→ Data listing
[START]

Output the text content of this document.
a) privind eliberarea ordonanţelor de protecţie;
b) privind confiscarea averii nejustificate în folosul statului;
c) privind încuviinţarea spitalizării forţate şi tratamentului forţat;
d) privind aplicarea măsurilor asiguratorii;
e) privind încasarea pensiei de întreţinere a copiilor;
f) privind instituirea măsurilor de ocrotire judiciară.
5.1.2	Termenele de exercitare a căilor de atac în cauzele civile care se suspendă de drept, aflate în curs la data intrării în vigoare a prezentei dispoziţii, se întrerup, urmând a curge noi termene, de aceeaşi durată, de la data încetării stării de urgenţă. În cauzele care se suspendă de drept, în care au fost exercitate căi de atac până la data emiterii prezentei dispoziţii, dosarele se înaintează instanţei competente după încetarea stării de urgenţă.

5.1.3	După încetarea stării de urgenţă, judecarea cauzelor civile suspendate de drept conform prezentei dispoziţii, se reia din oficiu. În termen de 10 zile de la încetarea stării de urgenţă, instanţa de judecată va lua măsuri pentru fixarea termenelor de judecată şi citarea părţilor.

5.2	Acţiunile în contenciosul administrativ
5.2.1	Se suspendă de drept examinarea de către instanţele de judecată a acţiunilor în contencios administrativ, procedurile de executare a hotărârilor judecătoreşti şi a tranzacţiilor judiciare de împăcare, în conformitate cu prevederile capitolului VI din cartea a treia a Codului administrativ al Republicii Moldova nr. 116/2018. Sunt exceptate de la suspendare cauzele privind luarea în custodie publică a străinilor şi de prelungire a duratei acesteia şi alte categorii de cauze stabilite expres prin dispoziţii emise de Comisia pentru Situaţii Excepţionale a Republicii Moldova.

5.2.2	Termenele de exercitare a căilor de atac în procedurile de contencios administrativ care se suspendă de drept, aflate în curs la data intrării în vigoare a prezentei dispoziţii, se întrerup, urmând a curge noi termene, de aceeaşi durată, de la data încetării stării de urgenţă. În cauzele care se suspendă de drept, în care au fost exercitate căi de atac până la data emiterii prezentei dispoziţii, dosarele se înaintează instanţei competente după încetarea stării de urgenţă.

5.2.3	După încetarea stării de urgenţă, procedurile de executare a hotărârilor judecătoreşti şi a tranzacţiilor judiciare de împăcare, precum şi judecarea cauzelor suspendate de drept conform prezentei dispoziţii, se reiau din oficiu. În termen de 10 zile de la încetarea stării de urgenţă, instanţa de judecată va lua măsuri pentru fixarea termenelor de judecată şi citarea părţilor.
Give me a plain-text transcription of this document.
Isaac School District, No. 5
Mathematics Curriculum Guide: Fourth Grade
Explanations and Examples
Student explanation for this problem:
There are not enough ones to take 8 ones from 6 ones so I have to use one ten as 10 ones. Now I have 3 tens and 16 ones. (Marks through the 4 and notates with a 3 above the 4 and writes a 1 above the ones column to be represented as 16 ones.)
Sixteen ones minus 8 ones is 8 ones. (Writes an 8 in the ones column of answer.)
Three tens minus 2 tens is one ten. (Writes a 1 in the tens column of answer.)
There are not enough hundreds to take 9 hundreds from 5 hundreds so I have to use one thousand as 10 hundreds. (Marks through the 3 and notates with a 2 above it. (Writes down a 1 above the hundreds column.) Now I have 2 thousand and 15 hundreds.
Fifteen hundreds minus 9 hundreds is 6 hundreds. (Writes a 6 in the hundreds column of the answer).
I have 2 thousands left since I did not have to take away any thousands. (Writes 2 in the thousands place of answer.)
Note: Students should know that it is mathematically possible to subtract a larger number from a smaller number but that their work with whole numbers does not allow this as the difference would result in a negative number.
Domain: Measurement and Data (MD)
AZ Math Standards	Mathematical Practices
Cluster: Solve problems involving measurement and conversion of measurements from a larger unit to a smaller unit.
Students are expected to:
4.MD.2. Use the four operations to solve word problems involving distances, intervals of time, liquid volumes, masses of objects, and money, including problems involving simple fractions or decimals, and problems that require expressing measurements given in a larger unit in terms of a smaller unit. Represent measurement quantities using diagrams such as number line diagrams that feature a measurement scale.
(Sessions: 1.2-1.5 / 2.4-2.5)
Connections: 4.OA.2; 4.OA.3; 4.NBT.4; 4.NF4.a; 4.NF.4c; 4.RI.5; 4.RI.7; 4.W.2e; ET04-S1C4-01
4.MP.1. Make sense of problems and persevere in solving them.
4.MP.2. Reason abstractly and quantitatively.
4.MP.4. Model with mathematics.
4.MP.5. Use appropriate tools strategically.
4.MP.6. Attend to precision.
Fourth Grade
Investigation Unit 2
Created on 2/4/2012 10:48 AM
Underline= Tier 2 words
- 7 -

[END]

→ What to do
From the entries, report each line that includes the word "problems".

→ Written answer
Cluster: Solve problems involving measurement and conversion of measurements from a larger unit to a smaller unit.
4.MD.2. Use the four operations to solve word problems involving distances, intervals of time, liquid volumes, masses of objects, and money, including problems involving simple fractions or decimals, and problems that require expressing measurements given in a larger unit in terms of a smaller unit. Represent measurement quantities using diagrams such as number line diagrams that feature a measurement scale.
4.MP.1. Make sense of problems and persevere in solving them.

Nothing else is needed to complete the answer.